**Exercise goal:** From the listing below, pull out the lines that hold "superheater".

==== Supplied data

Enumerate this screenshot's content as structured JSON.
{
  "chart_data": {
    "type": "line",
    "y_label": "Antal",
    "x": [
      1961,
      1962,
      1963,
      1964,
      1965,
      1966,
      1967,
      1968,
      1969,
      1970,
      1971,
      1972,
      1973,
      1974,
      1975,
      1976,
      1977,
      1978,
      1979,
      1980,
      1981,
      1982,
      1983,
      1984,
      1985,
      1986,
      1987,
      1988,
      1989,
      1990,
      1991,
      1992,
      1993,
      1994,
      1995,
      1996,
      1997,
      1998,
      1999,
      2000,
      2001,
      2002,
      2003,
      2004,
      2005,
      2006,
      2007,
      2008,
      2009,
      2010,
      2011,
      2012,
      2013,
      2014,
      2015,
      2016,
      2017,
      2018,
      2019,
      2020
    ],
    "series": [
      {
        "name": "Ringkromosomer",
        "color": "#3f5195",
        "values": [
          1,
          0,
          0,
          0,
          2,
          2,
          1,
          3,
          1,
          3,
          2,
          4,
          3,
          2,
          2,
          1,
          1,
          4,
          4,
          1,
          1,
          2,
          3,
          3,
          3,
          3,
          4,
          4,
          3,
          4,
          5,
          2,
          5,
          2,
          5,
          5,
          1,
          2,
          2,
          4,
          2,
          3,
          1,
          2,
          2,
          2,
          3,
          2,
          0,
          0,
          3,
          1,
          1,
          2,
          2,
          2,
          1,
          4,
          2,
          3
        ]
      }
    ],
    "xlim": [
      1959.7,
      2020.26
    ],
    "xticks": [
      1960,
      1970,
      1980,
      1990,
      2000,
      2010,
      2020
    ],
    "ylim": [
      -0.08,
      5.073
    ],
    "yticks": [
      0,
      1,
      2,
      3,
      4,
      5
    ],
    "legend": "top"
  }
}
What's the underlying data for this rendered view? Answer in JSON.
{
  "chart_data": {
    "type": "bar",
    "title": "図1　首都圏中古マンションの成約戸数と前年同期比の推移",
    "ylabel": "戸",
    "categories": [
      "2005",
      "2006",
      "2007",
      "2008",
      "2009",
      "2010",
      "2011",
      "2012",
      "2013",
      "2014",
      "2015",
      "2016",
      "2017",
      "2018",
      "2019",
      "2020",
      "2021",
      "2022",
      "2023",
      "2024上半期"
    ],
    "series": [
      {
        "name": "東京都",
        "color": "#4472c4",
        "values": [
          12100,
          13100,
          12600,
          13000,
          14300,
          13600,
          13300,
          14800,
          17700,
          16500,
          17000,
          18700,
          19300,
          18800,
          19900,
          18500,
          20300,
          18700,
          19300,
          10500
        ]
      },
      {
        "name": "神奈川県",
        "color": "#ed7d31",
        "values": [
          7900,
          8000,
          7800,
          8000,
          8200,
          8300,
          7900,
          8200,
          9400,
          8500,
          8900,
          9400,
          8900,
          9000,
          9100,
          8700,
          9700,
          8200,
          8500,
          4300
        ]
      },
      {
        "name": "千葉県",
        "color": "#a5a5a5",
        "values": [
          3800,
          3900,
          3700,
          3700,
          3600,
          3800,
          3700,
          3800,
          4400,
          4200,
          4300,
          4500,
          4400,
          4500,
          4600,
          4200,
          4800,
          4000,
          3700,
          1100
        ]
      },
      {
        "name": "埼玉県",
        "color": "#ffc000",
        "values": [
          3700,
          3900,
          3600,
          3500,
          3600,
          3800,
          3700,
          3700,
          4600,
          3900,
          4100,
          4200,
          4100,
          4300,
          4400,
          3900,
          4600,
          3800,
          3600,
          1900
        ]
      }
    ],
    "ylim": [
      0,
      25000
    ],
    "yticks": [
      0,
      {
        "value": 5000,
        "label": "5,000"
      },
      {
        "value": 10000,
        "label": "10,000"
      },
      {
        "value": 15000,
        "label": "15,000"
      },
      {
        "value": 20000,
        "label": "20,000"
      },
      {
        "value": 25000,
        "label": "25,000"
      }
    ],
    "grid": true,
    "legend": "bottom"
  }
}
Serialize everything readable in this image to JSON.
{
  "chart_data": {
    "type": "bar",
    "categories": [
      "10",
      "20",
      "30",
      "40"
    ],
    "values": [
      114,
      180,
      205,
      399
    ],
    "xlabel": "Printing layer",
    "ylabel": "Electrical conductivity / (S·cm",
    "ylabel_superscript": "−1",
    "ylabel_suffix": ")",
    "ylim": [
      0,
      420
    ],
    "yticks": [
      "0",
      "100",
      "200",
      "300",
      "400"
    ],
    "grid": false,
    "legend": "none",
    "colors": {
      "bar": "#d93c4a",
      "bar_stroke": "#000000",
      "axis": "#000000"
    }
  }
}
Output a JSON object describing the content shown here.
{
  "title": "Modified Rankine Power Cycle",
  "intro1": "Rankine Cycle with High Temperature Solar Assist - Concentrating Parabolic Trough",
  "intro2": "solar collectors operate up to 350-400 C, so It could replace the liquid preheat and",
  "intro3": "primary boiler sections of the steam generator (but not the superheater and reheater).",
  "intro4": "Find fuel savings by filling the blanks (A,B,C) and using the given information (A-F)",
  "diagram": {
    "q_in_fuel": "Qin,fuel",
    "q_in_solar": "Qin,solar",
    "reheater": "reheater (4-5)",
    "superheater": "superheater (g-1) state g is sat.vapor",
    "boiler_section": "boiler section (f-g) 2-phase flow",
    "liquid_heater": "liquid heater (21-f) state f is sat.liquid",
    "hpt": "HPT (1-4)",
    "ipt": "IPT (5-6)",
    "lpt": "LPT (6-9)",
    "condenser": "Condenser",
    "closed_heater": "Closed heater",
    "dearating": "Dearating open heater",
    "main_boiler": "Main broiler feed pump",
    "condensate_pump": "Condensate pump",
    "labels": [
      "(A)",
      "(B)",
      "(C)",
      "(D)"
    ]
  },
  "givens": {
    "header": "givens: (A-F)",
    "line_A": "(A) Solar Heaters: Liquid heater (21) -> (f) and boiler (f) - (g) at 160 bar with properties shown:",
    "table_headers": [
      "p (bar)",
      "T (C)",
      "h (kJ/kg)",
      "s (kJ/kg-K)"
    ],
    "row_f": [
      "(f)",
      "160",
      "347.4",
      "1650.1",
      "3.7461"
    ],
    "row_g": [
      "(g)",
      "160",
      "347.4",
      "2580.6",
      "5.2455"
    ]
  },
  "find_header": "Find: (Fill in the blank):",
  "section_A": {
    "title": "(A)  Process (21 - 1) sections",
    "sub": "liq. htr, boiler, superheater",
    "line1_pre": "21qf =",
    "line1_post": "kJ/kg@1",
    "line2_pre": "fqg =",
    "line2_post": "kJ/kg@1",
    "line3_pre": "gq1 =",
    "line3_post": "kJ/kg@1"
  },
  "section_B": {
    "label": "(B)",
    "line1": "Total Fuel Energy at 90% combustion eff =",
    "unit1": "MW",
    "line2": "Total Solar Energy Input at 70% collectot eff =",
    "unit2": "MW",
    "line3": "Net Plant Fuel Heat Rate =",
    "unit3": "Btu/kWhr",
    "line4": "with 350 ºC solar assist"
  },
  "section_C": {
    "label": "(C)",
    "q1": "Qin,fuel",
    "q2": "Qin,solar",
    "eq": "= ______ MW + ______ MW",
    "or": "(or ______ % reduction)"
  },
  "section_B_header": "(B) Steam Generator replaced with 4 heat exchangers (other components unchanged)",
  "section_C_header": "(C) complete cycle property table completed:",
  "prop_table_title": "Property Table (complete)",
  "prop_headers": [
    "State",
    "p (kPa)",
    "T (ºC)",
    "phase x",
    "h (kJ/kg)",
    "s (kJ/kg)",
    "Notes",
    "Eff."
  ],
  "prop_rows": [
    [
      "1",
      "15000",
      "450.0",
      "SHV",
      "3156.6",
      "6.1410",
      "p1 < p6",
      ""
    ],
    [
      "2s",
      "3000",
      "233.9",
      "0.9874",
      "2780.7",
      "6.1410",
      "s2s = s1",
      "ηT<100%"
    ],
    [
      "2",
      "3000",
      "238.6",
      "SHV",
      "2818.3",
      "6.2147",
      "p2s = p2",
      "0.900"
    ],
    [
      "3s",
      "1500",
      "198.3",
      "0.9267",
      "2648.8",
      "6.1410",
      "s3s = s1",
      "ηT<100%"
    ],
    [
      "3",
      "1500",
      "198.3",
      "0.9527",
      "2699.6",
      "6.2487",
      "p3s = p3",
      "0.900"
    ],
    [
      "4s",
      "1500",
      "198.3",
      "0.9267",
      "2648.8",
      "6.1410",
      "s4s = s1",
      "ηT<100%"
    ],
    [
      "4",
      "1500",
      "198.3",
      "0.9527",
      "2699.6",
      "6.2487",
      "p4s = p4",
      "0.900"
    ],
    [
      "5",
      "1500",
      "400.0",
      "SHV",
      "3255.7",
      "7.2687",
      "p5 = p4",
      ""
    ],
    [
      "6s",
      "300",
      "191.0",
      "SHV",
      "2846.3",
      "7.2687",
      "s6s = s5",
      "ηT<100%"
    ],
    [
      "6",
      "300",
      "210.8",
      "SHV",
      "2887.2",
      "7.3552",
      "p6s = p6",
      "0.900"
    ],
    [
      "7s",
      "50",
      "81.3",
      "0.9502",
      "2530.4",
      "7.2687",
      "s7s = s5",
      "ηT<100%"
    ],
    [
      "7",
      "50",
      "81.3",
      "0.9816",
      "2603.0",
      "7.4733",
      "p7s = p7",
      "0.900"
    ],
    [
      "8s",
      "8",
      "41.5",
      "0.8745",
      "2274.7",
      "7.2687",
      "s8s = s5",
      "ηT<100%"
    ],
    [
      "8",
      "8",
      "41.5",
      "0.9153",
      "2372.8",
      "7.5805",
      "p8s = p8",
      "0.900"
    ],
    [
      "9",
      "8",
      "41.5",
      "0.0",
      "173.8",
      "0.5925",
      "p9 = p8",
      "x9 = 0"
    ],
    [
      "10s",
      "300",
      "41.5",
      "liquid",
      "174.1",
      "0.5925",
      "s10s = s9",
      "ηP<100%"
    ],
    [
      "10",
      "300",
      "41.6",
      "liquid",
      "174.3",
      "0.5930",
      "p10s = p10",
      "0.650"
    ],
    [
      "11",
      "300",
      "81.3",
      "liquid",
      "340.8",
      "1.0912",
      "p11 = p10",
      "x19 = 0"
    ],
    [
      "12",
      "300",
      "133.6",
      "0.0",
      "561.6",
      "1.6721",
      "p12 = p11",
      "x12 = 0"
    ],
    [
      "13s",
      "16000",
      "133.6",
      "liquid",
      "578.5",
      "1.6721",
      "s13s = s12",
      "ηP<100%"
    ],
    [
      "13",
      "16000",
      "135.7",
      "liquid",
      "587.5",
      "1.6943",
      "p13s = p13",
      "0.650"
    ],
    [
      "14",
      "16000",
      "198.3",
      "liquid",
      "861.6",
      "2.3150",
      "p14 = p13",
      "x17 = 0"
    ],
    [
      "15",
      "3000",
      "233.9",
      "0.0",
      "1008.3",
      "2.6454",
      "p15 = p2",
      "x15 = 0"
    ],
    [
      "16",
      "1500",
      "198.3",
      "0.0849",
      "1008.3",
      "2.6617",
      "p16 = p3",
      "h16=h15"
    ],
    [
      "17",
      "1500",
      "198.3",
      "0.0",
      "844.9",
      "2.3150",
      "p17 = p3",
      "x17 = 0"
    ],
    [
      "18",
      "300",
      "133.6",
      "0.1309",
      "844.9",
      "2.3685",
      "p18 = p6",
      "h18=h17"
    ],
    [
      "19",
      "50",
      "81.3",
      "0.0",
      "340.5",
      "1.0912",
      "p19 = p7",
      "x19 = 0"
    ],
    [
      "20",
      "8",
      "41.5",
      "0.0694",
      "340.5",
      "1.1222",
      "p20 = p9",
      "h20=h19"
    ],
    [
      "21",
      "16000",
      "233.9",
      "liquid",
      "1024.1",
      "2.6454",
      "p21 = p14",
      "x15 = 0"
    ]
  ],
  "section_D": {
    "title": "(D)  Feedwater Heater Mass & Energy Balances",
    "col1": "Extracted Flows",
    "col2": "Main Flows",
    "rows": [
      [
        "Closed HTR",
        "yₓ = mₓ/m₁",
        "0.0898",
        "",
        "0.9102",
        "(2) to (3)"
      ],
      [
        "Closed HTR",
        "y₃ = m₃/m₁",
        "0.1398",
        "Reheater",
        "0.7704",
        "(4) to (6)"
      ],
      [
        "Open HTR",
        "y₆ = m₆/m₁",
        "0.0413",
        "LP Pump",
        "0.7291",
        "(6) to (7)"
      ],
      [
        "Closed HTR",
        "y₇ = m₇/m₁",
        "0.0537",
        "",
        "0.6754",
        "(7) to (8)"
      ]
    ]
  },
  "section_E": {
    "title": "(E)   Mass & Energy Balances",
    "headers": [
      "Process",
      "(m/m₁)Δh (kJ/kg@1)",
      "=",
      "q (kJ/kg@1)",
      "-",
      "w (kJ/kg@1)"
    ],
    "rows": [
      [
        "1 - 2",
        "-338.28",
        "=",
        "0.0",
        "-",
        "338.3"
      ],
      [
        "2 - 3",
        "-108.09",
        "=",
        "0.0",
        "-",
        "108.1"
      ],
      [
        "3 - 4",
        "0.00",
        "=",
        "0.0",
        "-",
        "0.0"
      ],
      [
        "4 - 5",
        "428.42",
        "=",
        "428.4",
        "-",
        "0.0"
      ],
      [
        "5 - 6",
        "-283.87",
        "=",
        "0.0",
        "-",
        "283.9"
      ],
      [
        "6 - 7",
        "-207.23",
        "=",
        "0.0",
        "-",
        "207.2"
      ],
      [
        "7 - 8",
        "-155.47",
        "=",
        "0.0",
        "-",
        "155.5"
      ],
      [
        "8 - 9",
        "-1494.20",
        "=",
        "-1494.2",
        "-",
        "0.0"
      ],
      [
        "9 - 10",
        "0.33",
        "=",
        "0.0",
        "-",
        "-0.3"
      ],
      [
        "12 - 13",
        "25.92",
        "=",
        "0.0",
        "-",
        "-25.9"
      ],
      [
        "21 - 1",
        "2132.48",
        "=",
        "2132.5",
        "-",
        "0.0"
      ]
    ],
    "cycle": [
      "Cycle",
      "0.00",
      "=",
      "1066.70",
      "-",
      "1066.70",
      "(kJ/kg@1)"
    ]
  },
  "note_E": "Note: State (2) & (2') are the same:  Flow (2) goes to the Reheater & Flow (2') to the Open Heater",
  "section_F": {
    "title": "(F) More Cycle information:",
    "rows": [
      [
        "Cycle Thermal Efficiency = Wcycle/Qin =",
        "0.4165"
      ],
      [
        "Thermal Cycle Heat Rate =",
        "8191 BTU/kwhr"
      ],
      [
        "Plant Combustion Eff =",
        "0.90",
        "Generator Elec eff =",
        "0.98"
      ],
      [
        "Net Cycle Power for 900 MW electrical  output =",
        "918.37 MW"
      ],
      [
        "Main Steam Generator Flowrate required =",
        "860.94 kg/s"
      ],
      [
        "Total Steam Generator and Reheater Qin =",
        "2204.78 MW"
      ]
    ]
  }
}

========

**Correct response:**
  "intro3": "primary boiler sections of the steam generator (but not the superheater and reheater).",
    "superheater": "superheater (g-1) state g is sat.vapor",
    "sub": "liq. htr, boiler, superheater",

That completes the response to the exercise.